§ AVAILABLE RECORDS
*** Block opens ***

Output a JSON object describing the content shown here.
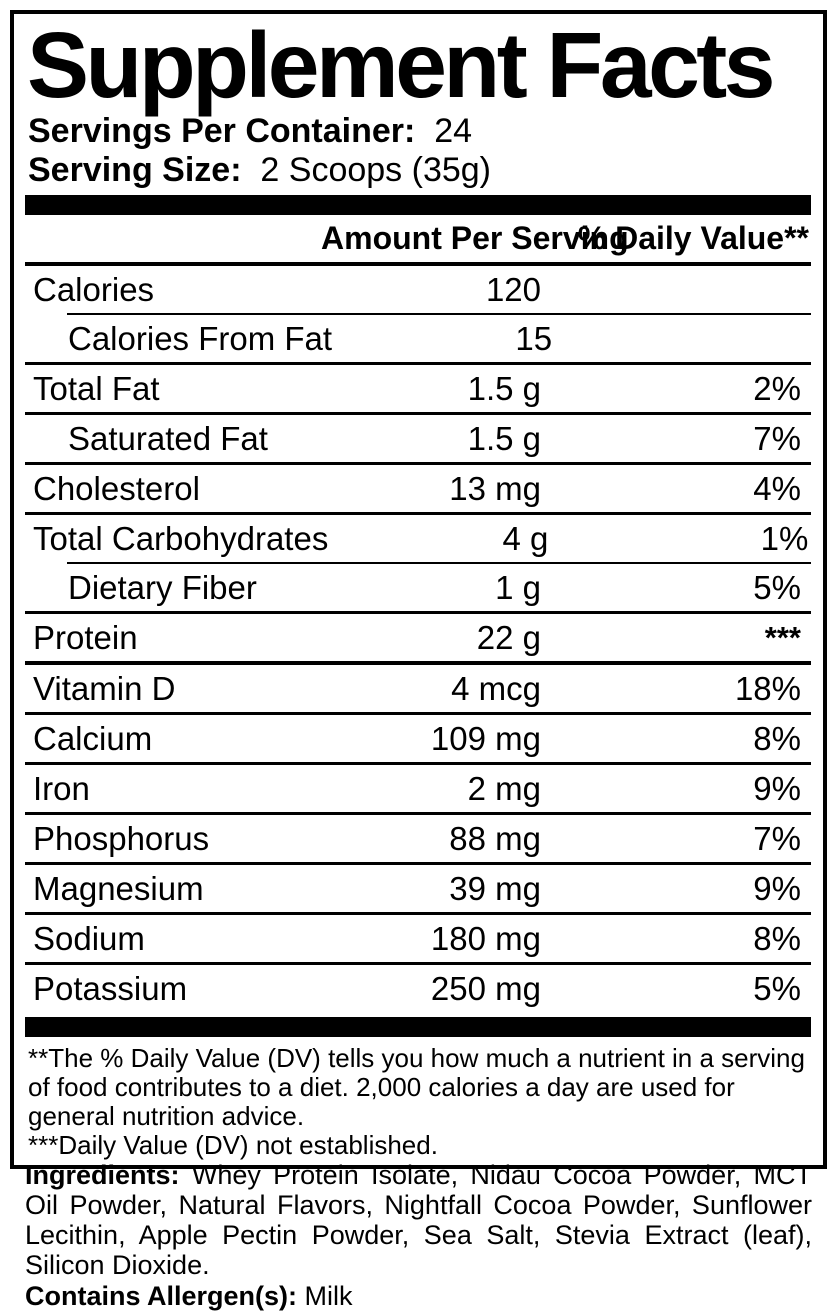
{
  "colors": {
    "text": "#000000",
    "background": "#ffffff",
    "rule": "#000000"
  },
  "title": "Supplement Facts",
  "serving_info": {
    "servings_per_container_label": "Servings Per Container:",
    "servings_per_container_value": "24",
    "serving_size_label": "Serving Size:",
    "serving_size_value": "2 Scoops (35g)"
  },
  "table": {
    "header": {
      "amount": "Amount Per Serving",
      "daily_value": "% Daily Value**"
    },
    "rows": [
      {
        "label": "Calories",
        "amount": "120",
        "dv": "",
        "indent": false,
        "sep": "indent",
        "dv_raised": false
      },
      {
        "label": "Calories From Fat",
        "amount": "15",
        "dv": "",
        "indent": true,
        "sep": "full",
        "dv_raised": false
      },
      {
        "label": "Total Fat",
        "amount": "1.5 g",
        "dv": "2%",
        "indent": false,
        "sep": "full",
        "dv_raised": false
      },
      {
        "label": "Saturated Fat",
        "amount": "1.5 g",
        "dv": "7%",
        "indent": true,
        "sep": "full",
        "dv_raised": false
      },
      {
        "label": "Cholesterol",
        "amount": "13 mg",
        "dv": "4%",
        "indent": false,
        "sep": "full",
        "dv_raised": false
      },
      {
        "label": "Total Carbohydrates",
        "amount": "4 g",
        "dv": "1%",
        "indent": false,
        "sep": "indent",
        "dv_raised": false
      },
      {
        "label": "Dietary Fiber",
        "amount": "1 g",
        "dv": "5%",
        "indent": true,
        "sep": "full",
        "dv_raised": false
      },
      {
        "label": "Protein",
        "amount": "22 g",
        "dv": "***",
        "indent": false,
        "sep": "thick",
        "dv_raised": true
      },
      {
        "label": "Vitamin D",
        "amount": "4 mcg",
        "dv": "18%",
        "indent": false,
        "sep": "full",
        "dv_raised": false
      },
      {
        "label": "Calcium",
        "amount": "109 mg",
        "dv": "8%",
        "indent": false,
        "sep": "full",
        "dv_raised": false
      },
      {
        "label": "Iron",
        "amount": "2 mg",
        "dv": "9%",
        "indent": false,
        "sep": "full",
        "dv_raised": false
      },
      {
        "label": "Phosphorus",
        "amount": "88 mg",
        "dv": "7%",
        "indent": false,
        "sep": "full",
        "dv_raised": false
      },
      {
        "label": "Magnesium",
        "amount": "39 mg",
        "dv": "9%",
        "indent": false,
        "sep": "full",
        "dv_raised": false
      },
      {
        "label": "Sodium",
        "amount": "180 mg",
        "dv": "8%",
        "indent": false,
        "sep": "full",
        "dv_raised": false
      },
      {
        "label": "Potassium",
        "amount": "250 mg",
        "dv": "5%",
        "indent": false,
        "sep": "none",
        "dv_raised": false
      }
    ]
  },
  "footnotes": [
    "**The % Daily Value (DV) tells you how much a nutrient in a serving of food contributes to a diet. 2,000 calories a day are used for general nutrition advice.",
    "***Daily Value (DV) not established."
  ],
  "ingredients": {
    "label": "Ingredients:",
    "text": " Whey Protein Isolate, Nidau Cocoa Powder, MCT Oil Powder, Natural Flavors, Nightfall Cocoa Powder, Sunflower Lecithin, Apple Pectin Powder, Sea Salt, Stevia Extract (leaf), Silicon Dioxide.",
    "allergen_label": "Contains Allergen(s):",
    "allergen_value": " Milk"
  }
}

*** Block closes ***
*** Block opens ***

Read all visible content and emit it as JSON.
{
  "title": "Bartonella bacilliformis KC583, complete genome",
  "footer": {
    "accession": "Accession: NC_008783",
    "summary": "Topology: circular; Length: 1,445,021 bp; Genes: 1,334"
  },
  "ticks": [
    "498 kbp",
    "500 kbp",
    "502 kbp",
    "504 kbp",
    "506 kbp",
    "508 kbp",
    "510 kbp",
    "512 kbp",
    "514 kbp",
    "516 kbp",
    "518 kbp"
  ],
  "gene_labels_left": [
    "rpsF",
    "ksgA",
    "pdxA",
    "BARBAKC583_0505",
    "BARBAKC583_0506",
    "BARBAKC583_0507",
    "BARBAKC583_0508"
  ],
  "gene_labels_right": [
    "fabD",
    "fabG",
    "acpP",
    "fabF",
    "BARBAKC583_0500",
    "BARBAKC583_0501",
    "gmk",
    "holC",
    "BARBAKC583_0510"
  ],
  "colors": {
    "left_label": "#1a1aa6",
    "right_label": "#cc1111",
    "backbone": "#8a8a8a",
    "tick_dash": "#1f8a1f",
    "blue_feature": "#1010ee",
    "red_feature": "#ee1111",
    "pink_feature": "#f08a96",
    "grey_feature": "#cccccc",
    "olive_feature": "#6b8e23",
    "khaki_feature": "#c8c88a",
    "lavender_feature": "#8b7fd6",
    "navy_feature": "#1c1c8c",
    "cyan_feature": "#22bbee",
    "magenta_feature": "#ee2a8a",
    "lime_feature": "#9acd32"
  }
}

*** Block closes ***

§ PROMPT
Looking at the entries above, how many lines contain "text"? State the number and nothing more.

§ REPLY TO THE EXERCISE
2